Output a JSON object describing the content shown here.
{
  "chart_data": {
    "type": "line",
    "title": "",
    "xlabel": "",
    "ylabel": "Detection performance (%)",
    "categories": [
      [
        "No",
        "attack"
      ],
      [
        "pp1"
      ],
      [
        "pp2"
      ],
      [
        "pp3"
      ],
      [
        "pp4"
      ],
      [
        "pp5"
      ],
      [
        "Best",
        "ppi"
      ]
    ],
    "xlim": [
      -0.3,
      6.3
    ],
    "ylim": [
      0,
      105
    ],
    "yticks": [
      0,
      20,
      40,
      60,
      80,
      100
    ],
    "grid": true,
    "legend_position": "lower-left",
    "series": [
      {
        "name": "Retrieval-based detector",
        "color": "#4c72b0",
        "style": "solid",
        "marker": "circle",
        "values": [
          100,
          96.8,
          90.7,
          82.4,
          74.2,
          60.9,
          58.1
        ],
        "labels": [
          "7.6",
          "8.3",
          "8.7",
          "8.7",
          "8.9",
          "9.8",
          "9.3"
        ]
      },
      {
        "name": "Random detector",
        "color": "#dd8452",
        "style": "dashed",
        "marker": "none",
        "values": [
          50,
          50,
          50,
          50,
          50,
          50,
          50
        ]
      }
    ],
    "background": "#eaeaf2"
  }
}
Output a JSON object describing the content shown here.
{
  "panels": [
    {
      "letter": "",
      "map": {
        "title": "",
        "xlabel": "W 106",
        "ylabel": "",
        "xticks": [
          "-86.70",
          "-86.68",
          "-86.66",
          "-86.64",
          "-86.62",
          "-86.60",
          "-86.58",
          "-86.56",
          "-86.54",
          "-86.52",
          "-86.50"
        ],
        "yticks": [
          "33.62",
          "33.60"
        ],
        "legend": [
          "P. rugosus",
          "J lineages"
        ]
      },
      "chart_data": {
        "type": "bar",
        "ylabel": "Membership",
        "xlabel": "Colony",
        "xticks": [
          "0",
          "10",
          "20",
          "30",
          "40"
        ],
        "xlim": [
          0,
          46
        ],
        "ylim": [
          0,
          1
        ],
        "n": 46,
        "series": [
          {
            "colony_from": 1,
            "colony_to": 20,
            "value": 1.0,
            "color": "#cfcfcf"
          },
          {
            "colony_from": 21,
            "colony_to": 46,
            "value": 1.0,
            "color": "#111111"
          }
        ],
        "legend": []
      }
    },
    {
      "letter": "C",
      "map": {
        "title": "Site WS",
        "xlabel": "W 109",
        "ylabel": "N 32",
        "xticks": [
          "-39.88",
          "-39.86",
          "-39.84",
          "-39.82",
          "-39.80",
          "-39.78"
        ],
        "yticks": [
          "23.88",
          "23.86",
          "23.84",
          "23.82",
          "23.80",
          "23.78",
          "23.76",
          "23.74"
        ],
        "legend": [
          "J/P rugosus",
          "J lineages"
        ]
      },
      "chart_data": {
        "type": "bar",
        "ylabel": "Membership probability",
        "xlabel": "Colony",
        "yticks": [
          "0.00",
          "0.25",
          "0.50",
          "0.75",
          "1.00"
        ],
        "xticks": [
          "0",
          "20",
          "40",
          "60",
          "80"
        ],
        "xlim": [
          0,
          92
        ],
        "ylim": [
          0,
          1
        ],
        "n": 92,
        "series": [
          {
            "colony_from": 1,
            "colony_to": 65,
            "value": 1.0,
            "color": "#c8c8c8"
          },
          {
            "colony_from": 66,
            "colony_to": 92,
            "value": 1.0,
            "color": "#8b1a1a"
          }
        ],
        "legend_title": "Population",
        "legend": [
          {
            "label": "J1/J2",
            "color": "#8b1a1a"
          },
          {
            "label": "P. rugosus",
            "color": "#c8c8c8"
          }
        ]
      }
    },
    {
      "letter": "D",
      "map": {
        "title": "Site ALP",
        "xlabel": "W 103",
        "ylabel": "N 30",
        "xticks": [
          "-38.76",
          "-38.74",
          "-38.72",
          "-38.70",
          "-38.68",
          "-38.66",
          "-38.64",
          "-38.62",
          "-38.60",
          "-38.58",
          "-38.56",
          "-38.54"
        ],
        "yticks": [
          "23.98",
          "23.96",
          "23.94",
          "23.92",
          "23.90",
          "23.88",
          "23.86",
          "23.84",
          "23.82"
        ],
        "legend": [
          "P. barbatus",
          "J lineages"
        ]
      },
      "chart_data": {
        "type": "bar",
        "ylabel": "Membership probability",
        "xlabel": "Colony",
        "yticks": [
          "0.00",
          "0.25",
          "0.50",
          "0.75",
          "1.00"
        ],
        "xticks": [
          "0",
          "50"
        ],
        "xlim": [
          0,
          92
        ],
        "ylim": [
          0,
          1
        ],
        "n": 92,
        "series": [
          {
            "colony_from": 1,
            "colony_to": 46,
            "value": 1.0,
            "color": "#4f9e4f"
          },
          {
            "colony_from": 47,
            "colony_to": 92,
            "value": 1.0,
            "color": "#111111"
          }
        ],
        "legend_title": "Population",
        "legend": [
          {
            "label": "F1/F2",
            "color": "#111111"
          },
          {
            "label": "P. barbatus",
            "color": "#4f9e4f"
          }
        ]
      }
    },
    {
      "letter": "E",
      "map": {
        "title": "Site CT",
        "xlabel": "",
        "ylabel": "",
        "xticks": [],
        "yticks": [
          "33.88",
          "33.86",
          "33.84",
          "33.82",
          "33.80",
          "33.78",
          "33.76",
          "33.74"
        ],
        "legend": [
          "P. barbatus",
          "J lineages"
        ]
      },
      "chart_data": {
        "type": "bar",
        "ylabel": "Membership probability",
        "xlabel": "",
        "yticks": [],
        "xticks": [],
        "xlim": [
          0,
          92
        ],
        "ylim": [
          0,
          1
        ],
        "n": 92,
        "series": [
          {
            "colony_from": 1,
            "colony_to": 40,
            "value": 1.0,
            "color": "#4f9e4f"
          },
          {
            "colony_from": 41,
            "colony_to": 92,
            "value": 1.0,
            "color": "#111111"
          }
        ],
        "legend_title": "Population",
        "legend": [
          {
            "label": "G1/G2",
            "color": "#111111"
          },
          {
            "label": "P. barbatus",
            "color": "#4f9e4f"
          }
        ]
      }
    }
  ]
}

▸ **EXERCISE TASK**
Exactly how many lines of the listing above contain the string "rugosus"? Give no more than the number.

▸ **THE COMPLETED TASK**
3